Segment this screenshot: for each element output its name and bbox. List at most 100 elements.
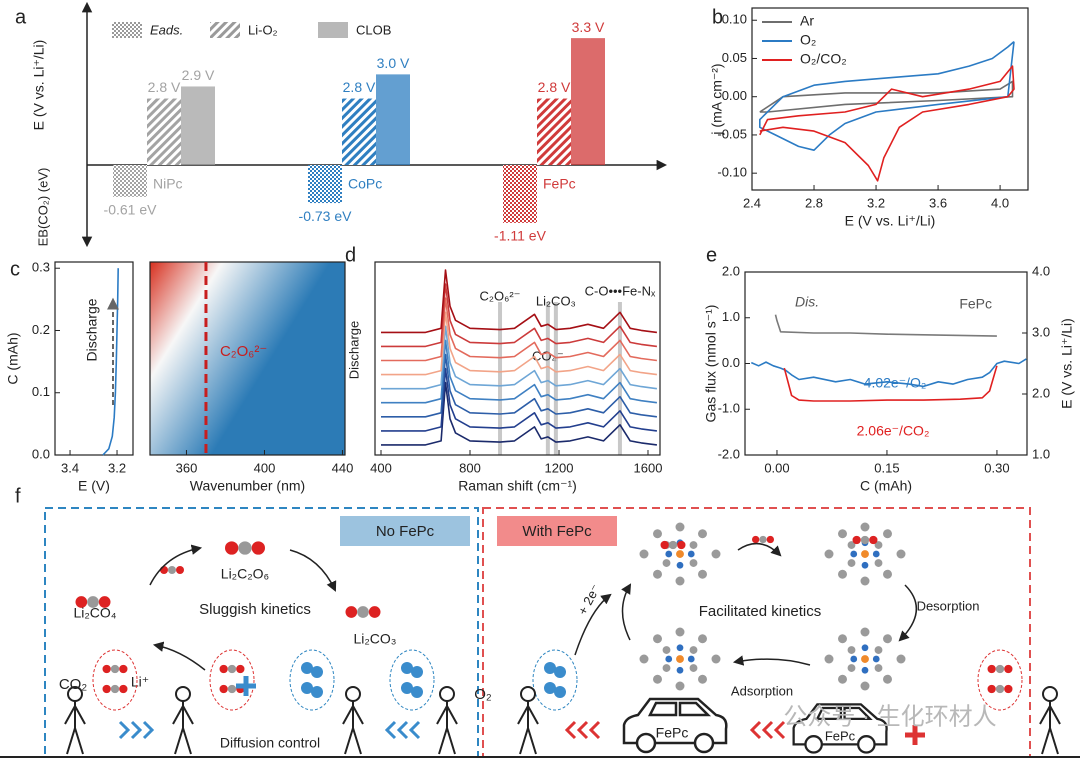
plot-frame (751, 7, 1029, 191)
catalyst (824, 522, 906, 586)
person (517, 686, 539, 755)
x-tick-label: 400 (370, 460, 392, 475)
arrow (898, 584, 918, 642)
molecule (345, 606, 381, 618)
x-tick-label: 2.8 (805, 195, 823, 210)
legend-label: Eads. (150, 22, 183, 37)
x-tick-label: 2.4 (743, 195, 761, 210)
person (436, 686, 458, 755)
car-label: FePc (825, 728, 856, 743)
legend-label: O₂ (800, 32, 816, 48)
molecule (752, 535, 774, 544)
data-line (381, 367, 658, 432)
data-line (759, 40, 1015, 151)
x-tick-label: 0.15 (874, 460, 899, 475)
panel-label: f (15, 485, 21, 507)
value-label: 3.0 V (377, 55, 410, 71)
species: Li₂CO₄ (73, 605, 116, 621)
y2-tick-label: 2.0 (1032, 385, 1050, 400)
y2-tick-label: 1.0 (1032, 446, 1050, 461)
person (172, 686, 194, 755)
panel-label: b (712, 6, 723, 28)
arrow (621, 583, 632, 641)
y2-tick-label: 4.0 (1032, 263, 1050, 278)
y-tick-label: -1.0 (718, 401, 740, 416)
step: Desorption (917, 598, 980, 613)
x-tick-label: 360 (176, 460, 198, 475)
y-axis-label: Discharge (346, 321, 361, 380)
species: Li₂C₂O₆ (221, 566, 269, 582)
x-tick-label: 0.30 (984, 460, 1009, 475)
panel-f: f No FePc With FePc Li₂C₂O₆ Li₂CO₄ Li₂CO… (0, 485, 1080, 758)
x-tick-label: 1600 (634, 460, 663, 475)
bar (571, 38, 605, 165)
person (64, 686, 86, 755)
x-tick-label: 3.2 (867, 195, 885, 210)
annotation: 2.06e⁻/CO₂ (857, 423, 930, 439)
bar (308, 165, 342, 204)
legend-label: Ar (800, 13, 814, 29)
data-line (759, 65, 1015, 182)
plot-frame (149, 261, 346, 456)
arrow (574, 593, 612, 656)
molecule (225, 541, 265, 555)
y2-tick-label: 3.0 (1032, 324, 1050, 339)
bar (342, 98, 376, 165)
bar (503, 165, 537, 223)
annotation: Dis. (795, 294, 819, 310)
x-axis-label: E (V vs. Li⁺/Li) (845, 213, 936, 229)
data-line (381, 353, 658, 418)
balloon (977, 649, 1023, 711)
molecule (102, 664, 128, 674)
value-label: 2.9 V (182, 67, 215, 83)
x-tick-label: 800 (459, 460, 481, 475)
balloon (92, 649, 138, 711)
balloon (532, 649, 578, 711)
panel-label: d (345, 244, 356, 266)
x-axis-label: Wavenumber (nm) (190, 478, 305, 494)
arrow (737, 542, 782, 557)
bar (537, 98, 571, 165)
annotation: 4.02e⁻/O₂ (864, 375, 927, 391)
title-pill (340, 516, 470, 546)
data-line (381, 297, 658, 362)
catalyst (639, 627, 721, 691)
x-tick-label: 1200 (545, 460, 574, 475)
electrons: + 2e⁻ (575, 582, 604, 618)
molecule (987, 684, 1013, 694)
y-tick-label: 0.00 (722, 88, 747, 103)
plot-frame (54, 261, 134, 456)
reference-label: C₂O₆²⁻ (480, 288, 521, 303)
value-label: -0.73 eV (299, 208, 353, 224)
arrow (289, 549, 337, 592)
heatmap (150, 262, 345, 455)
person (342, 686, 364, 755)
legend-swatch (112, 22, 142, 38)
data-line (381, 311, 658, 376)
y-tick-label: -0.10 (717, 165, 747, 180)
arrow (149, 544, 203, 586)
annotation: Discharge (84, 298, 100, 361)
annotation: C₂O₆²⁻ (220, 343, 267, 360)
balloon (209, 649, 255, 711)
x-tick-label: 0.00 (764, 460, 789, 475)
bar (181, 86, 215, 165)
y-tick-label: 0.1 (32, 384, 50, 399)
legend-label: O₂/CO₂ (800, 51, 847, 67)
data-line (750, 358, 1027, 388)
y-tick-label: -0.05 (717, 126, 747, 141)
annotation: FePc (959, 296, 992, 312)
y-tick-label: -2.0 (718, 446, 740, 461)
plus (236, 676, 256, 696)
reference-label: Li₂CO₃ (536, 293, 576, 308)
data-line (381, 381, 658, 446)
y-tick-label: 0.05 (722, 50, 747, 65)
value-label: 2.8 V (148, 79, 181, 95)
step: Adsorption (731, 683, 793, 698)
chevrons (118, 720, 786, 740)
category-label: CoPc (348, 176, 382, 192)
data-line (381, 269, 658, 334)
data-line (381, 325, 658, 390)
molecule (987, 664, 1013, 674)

==

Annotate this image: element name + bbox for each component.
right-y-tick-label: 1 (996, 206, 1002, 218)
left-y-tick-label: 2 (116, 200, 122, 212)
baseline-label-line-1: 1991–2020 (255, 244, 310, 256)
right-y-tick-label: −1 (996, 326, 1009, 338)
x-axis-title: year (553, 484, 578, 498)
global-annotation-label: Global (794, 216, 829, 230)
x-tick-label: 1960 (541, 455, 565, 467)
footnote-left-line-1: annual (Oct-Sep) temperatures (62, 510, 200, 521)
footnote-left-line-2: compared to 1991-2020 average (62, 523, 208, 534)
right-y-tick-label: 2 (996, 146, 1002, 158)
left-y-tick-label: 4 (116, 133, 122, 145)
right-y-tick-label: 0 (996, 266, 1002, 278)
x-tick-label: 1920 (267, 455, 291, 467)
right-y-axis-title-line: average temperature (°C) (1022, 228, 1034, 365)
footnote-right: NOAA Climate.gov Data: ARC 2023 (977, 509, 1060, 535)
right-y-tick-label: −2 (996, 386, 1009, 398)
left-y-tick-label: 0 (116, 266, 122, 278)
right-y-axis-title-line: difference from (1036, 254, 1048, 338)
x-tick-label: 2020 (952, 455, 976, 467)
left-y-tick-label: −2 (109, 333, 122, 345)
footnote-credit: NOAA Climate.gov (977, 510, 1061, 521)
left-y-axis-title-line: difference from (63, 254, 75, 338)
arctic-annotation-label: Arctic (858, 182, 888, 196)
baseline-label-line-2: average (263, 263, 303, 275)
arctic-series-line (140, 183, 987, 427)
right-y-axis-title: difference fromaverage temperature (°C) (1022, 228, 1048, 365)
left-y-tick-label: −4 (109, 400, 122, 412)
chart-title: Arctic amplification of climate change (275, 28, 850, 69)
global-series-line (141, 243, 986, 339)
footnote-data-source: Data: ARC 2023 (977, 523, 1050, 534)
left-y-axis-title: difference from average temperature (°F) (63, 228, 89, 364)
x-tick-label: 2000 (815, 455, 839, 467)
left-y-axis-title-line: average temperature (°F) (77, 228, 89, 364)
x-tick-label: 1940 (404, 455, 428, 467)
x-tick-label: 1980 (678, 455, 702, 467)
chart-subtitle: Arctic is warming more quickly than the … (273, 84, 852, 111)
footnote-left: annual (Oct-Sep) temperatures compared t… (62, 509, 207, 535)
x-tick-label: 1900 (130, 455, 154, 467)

**Stated task**
Copy the items word for word, from the line with "Annotate this image: element" to the line with "right-y-tick-label: −2 (996, 386, 1009, 398)", keeping both of those lines.

**Exercise response**
Annotate this image: element name + bbox for each component.
right-y-tick-label: 1 (996, 206, 1002, 218)
left-y-tick-label: 2 (116, 200, 122, 212)
baseline-label-line-1: 1991–2020 (255, 244, 310, 256)
right-y-tick-label: −1 (996, 326, 1009, 338)
x-axis-title: year (553, 484, 578, 498)
global-annotation-label: Global (794, 216, 829, 230)
x-tick-label: 1960 (541, 455, 565, 467)
footnote-left-line-1: annual (Oct-Sep) temperatures (62, 510, 200, 521)
footnote-left-line-2: compared to 1991-2020 average (62, 523, 208, 534)
right-y-tick-label: 2 (996, 146, 1002, 158)
left-y-tick-label: 4 (116, 133, 122, 145)
right-y-tick-label: 0 (996, 266, 1002, 278)
x-tick-label: 1920 (267, 455, 291, 467)
right-y-axis-title-line: average temperature (°C) (1022, 228, 1034, 365)
footnote-right: NOAA Climate.gov Data: ARC 2023 (977, 509, 1060, 535)
right-y-tick-label: −2 (996, 386, 1009, 398)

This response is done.